--- START OF EXTRACTED DATA ---
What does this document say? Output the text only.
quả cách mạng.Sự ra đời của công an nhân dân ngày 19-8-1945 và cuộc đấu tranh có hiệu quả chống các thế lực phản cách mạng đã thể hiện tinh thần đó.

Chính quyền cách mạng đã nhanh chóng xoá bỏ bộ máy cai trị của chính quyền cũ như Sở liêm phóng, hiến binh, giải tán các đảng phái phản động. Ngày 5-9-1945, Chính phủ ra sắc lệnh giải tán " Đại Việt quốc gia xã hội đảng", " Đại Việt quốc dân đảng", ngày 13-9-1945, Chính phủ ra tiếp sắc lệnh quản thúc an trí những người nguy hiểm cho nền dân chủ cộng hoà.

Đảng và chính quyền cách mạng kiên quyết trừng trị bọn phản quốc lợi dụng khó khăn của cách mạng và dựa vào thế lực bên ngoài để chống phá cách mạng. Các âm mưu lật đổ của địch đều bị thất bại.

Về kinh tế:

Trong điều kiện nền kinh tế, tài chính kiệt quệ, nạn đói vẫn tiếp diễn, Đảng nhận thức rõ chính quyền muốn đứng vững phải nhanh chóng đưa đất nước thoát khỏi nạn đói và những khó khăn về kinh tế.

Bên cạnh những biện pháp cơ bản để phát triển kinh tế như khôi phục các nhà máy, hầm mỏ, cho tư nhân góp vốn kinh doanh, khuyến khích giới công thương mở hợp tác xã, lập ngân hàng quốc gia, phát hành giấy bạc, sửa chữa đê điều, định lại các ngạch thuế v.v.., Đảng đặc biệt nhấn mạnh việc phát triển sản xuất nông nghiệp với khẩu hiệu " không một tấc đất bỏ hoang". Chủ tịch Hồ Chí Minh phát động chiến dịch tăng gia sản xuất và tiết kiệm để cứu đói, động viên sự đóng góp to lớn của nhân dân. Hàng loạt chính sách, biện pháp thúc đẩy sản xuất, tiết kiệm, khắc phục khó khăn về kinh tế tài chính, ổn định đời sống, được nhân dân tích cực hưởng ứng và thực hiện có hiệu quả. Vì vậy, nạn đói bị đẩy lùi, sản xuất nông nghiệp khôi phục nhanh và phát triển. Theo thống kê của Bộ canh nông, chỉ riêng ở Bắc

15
--- END OF EXTRACTED DATA ---
EXERCISE DETAILS:
Of the lines in the records, determine how many contain the word "tiếp", and report that number alone.

OUTPUT OF THE EXERCISE:
2